━━━━━ Fragmento extraído
La gestión cultural es una disciplina de reflexión en la acción. O dicho

de otra manera, es una disciplina que precisa de la reflexión para

«pensar» una intervención.

Una asignatura transversal a toda la licenciatura debe perseguir un

objetivo mayor que el de ofrecer un cúmulo de información, que bien

podría consumir sin salir de la comodidad de mi casa. Voy a asumir el

riesgo de pensar que la pauta ofrecida es una oportunidad para

ejercitar nuestras capacidades como creadores y ejercer —lo que en

el fondo todo docente desea— el derecho a la desobediencia debida.

Después de haber laudado sobre la existencia taxativa de algo

parecido a un arte latinoamericano o latinoamericanista observado a

través de esa lente deformada del pos colonialismo, y una vez que

entendimos —Spivak mediante— las estrategias de dominación que

constituyen al sujeto subalterno, podemos empezar a pensar —o

seguir pensando — el arte como un ¿acontecimiento? vital, o acaso

como una acepción más amplia, religiosa y cromosómica de la

cultura.
━━━━━━━━━━
[Requisito A] Según el fragmento extraído, ¿qué clase de disciplina es la gestión cultural?
[Requisito B] Edite el fragmento extraído desde "Una asignatura transversal" hasta "la desobediencia debida." y reemplace "asignatura" por "materia".
━━━━━ Datos de origen
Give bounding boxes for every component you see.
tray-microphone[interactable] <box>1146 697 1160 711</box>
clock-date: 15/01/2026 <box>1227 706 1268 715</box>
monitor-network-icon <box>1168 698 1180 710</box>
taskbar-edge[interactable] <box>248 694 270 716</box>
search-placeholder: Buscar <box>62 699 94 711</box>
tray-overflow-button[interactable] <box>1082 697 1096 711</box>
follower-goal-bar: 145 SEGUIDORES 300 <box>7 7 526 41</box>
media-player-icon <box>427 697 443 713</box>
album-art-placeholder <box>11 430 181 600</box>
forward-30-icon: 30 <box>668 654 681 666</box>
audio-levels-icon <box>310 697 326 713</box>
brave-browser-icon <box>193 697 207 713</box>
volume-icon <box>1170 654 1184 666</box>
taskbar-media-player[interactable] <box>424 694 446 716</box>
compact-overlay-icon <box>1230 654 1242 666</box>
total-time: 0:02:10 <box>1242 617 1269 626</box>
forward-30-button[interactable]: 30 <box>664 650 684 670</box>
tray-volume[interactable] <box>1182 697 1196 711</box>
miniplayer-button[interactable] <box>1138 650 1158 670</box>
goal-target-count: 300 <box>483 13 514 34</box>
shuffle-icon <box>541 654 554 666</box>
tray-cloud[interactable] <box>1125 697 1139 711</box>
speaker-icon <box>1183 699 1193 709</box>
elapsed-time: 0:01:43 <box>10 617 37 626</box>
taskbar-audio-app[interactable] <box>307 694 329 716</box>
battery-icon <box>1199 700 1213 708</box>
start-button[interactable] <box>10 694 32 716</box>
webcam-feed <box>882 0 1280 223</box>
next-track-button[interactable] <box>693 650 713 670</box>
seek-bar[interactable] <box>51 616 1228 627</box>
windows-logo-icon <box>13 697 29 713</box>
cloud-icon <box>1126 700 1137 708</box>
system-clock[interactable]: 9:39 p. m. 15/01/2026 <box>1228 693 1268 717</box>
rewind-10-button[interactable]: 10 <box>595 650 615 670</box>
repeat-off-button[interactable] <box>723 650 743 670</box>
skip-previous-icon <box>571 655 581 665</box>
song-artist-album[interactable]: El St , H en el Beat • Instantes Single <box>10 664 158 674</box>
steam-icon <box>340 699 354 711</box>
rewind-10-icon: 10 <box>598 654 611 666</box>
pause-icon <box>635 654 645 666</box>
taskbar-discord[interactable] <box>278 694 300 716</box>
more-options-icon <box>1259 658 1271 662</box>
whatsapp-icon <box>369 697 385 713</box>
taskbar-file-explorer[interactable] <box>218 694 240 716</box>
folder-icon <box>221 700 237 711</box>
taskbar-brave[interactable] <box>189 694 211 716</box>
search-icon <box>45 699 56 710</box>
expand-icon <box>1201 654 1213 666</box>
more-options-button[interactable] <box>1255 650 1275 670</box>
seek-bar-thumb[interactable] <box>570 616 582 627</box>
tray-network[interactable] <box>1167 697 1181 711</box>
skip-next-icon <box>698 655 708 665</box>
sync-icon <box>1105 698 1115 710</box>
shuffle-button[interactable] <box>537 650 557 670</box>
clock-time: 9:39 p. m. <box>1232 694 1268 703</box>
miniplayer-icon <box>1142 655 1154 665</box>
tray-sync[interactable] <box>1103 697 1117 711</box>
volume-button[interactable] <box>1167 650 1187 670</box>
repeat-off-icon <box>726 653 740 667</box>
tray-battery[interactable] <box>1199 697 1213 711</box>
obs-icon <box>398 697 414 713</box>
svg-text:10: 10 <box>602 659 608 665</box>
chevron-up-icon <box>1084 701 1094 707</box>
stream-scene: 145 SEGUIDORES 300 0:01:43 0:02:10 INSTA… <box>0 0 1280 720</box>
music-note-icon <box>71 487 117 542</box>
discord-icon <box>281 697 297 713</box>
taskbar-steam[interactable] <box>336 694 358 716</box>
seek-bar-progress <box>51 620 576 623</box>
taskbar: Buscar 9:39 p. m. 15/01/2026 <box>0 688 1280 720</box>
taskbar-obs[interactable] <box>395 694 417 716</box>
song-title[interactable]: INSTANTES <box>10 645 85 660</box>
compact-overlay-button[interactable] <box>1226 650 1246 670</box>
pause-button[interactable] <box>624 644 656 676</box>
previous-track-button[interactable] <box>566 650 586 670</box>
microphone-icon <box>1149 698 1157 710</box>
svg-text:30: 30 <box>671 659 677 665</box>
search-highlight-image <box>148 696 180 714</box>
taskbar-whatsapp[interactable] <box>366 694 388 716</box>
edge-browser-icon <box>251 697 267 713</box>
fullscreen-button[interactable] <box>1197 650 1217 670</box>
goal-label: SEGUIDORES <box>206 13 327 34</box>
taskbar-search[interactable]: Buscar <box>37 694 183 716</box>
━━━━━━━━━━
[Respuesta redactada A] Una disciplina de reflexión en la acción.

[Respuesta redactada B]
Una materia transversal a toda la licenciatura debe perseguir un

objetivo mayor que el de ofrecer un cúmulo de información, que bien

podría consumir sin salir de la comodidad de mi casa. Voy a asumir el

riesgo de pensar que la pauta ofrecida es una oportunidad para

ejercitar nuestras capacidades como creadores y ejercer —lo que en

el fondo todo docente desea— el derecho a la desobediencia debida.